Goal. Return all of the entries exactly, with nothing added or left out.

---- Information provided

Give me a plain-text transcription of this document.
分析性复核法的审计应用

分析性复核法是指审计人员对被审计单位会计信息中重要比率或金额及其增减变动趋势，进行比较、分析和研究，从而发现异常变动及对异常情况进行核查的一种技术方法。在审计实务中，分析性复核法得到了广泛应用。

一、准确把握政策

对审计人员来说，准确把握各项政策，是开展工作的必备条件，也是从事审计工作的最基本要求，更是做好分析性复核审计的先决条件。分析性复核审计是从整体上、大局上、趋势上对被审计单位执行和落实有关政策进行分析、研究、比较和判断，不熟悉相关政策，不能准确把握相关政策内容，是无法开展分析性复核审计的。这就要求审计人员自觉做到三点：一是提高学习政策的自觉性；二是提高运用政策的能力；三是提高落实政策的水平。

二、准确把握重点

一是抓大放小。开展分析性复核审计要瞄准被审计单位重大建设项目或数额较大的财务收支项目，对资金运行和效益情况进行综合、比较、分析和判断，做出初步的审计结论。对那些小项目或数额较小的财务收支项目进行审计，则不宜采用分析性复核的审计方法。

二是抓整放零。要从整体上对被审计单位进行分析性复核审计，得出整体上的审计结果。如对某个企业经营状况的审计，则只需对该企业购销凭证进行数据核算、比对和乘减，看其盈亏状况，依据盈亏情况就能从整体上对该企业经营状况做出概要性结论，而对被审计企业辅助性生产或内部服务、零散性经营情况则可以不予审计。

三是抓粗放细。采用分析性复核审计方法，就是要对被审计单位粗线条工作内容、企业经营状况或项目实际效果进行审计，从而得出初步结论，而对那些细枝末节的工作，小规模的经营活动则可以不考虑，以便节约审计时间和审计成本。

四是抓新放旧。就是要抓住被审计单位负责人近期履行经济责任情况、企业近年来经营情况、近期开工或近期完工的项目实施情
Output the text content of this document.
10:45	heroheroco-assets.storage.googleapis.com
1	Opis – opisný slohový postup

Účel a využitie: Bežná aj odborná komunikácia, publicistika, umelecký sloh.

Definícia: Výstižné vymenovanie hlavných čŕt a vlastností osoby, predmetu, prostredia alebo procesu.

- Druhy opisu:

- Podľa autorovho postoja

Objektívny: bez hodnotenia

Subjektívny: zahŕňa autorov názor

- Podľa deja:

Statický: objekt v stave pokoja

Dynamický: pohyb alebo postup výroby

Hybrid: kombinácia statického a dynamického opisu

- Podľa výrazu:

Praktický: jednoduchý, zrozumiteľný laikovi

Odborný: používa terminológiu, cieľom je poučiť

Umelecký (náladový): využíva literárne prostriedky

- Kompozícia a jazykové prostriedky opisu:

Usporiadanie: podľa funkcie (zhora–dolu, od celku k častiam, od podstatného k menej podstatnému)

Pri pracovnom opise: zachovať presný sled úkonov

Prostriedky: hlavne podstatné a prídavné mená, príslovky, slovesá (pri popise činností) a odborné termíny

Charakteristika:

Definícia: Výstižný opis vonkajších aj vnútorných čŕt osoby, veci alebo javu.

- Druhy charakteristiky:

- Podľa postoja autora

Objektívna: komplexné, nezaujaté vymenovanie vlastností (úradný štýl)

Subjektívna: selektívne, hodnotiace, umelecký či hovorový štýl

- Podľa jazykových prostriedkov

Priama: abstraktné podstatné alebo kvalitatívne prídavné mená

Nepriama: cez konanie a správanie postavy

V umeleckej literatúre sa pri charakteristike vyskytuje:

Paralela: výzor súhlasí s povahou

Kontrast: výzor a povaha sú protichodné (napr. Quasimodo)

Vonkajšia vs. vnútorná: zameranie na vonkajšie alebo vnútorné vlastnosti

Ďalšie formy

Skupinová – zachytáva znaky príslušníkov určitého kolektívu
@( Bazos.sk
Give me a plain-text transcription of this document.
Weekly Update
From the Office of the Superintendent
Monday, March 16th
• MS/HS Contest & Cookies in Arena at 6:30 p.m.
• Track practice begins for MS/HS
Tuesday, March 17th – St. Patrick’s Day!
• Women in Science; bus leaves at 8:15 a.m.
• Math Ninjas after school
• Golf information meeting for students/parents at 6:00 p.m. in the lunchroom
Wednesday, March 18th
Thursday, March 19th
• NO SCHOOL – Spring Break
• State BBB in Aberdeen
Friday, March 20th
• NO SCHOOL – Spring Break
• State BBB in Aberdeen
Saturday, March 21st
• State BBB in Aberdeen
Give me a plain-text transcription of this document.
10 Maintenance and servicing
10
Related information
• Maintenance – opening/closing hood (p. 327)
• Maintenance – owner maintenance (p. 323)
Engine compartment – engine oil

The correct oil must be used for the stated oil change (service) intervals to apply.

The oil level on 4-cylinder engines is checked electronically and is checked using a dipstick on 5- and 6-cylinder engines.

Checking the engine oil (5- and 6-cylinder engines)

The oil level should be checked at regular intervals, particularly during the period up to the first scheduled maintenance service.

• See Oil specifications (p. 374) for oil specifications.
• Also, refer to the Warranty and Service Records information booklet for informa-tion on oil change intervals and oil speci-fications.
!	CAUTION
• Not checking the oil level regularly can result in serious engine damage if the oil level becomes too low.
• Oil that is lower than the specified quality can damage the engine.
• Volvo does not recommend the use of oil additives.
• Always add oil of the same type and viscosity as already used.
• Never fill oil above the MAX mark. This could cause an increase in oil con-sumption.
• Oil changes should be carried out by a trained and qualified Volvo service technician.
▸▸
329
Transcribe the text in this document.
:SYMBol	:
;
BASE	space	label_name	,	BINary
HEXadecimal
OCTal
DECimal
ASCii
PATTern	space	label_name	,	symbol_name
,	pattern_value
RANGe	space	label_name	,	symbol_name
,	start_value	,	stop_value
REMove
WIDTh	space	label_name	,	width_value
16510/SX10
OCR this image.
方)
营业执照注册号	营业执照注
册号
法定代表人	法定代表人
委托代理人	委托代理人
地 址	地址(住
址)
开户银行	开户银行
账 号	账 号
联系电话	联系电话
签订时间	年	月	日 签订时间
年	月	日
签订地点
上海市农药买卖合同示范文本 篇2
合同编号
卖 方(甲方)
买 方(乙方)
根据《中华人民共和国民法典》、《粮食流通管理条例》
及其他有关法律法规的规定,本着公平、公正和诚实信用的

--------

Solution to this exercise.
Give me a plain-text transcription of this document.
分析性复核法的审计应用

分析性复核法是指审计人员对被审计单位会计信息中重要比率或金额及其增减变动趋势，进行比较、分析和研究，从而发现异常变动及对异常情况进行核查的一种技术方法。在审计实务中，分析性复核法得到了广泛应用。

一、准确把握政策

对审计人员来说，准确把握各项政策，是开展工作的必备条件，也是从事审计工作的最基本要求，更是做好分析性复核审计的先决条件。分析性复核审计是从整体上、大局上、趋势上对被审计单位执行和落实有关政策进行分析、研究、比较和判断，不熟悉相关政策，不能准确把握相关政策内容，是无法开展分析性复核审计的。这就要求审计人员自觉做到三点：一是提高学习政策的自觉性；二是提高运用政策的能力；三是提高落实政策的水平。

二、准确把握重点

一是抓大放小。开展分析性复核审计要瞄准被审计单位重大建设项目或数额较大的财务收支项目，对资金运行和效益情况进行综合、比较、分析和判断，做出初步的审计结论。对那些小项目或数额较小的财务收支项目进行审计，则不宜采用分析性复核的审计方法。

二是抓整放零。要从整体上对被审计单位进行分析性复核审计，得出整体上的审计结果。如对某个企业经营状况的审计，则只需对该企业购销凭证进行数据核算、比对和乘减，看其盈亏状况，依据盈亏情况就能从整体上对该企业经营状况做出概要性结论，而对被审计企业辅助性生产或内部服务、零散性经营情况则可以不予审计。

三是抓粗放细。采用分析性复核审计方法，就是要对被审计单位粗线条工作内容、企业经营状况或项目实际效果进行审计，从而得出初步结论，而对那些细枝末节的工作，小规模的经营活动则可以不考虑，以便节约审计时间和审计成本。

四是抓新放旧。就是要抓住被审计单位负责人近期履行经济责任情况、企业近年来经营情况、近期开工或近期完工的项目实施情
Output the text content of this document.
10:45	heroheroco-assets.storage.googleapis.com
1	Opis – opisný slohový postup

Účel a využitie: Bežná aj odborná komunikácia, publicistika, umelecký sloh.

Definícia: Výstižné vymenovanie hlavných čŕt a vlastností osoby, predmetu, prostredia alebo procesu.

- Druhy opisu:

- Podľa autorovho postoja

Objektívny: bez hodnotenia

Subjektívny: zahŕňa autorov názor

- Podľa deja:

Statický: objekt v stave pokoja

Dynamický: pohyb alebo postup výroby

Hybrid: kombinácia statického a dynamického opisu

- Podľa výrazu:

Praktický: jednoduchý, zrozumiteľný laikovi

Odborný: používa terminológiu, cieľom je poučiť

Umelecký (náladový): využíva literárne prostriedky

- Kompozícia a jazykové prostriedky opisu:

Usporiadanie: podľa funkcie (zhora–dolu, od celku k častiam, od podstatného k menej podstatnému)

Pri pracovnom opise: zachovať presný sled úkonov

Prostriedky: hlavne podstatné a prídavné mená, príslovky, slovesá (pri popise činností) a odborné termíny

Charakteristika:

Definícia: Výstižný opis vonkajších aj vnútorných čŕt osoby, veci alebo javu.

- Druhy charakteristiky:

- Podľa postoja autora

Objektívna: komplexné, nezaujaté vymenovanie vlastností (úradný štýl)

Subjektívna: selektívne, hodnotiace, umelecký či hovorový štýl

- Podľa jazykových prostriedkov

Priama: abstraktné podstatné alebo kvalitatívne prídavné mená

Nepriama: cez konanie a správanie postavy

V umeleckej literatúre sa pri charakteristike vyskytuje:

Paralela: výzor súhlasí s povahou

Kontrast: výzor a povaha sú protichodné (napr. Quasimodo)

Vonkajšia vs. vnútorná: zameranie na vonkajšie alebo vnútorné vlastnosti

Ďalšie formy

Skupinová – zachytáva znaky príslušníkov určitého kolektívu
@( Bazos.sk
Give me a plain-text transcription of this document.
Weekly Update
From the Office of the Superintendent
Monday, March 16th
• MS/HS Contest & Cookies in Arena at 6:30 p.m.
• Track practice begins for MS/HS
Tuesday, March 17th – St. Patrick’s Day!
• Women in Science; bus leaves at 8:15 a.m.
• Math Ninjas after school
• Golf information meeting for students/parents at 6:00 p.m. in the lunchroom
Wednesday, March 18th
Thursday, March 19th
• NO SCHOOL – Spring Break
• State BBB in Aberdeen
Friday, March 20th
• NO SCHOOL – Spring Break
• State BBB in Aberdeen
Saturday, March 21st
• State BBB in Aberdeen
Give me a plain-text transcription of this document.
10 Maintenance and servicing
10
Related information
• Maintenance – opening/closing hood (p. 327)
• Maintenance – owner maintenance (p. 323)
Engine compartment – engine oil

The correct oil must be used for the stated oil change (service) intervals to apply.

The oil level on 4-cylinder engines is checked electronically and is checked using a dipstick on 5- and 6-cylinder engines.

Checking the engine oil (5- and 6-cylinder engines)

The oil level should be checked at regular intervals, particularly during the period up to the first scheduled maintenance service.

• See Oil specifications (p. 374) for oil specifications.
• Also, refer to the Warranty and Service Records information booklet for informa-tion on oil change intervals and oil speci-fications.
!	CAUTION
• Not checking the oil level regularly can result in serious engine damage if the oil level becomes too low.
• Oil that is lower than the specified quality can damage the engine.
• Volvo does not recommend the use of oil additives.
• Always add oil of the same type and viscosity as already used.
• Never fill oil above the MAX mark. This could cause an increase in oil con-sumption.
• Oil changes should be carried out by a trained and qualified Volvo service technician.
▸▸
329
Transcribe the text in this document.
:SYMBol	:
;
BASE	space	label_name	,	BINary
HEXadecimal
OCTal
DECimal
ASCii
PATTern	space	label_name	,	symbol_name
,	pattern_value
RANGe	space	label_name	,	symbol_name
,	start_value	,	stop_value
REMove
WIDTh	space	label_name	,	width_value
16510/SX10
OCR this image.
方)
营业执照注册号	营业执照注
册号
法定代表人	法定代表人
委托代理人	委托代理人
地 址	地址(住
址)
开户银行	开户银行
账 号	账 号
联系电话	联系电话
签订时间	年	月	日 签订时间
年	月	日
签订地点
上海市农药买卖合同示范文本 篇2
合同编号
卖 方(甲方)
买 方(乙方)
根据《中华人民共和国民法典》、《粮食流通管理条例》
及其他有关法律法规的规定,本着公平、公正和诚实信用的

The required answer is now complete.